WHAT TO WORK ON.
Rewrite the lines from the first one through the line containing "The AND gate P6 is at (166, 362).", substituting "schematic" for "circuit diagram" and leaving everything else unchanged.

***** DATASET CONTENT *****

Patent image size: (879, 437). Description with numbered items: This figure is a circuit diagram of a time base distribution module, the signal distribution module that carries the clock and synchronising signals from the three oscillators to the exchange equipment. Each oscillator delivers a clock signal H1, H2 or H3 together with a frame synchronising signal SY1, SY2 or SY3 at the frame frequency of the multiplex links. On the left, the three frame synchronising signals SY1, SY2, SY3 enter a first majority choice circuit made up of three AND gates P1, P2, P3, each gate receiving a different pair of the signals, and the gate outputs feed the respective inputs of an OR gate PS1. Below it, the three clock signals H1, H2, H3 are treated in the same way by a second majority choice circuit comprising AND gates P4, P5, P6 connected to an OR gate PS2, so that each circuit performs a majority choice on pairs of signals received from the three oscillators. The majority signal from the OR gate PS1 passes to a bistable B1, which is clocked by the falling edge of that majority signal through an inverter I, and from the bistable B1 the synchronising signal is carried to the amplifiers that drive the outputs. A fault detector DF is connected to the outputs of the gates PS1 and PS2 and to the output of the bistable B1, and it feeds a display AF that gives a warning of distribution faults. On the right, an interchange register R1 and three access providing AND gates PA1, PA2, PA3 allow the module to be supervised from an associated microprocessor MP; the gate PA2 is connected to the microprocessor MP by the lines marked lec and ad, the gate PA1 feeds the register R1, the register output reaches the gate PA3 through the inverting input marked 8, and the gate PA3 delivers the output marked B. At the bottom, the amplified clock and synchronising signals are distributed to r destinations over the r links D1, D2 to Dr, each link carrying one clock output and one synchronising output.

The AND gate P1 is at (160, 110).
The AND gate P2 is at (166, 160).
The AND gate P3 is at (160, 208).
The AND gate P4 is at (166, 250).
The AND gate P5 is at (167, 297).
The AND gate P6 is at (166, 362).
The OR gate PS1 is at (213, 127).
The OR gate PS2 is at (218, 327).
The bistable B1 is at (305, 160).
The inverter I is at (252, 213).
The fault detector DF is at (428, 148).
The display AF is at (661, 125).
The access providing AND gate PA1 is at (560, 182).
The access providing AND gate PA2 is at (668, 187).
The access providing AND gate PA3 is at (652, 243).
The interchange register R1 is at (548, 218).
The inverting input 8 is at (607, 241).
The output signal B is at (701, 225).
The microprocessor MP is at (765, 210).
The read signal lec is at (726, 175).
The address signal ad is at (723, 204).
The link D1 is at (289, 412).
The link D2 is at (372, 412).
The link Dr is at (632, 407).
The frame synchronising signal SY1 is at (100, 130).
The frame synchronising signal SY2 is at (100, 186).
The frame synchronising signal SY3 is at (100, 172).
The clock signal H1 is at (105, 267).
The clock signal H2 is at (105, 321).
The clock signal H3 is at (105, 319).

*****

EXPECTED OUTPUT.
Patent image size: (879, 437). Description with numbered items: This figure is a schematic of a time base distribution module, the signal distribution module that carries the clock and synchronising signals from the three oscillators to the exchange equipment. Each oscillator delivers a clock signal H1, H2 or H3 together with a frame synchronising signal SY1, SY2 or SY3 at the frame frequency of the multiplex links. On the left, the three frame synchronising signals SY1, SY2, SY3 enter a first majority choice circuit made up of three AND gates P1, P2, P3, each gate receiving a different pair of the signals, and the gate outputs feed the respective inputs of an OR gate PS1. Below it, the three clock signals H1, H2, H3 are treated in the same way by a second majority choice circuit comprising AND gates P4, P5, P6 connected to an OR gate PS2, so that each circuit performs a majority choice on pairs of signals received from the three oscillators. The majority signal from the OR gate PS1 passes to a bistable B1, which is clocked by the falling edge of that majority signal through an inverter I, and from the bistable B1 the synchronising signal is carried to the amplifiers that drive the outputs. A fault detector DF is connected to the outputs of the gates PS1 and PS2 and to the output of the bistable B1, and it feeds a display AF that gives a warning of distribution faults. On the right, an interchange register R1 and three access providing AND gates PA1, PA2, PA3 allow the module to be supervised from an associated microprocessor MP; the gate PA2 is connected to the microprocessor MP by the lines marked lec and ad, the gate PA1 feeds the register R1, the register output reaches the gate PA3 through the inverting input marked 8, and the gate PA3 delivers the output marked B. At the bottom, the amplified clock and synchronising signals are distributed to r destinations over the r links D1, D2 to Dr, each link carrying one clock output and one synchronising output.

The AND gate P1 is at (160, 110).
The AND gate P2 is at (166, 160).
The AND gate P3 is at (160, 208).
The AND gate P4 is at (166, 250).
The AND gate P5 is at (167, 297).
The AND gate P6 is at (166, 362).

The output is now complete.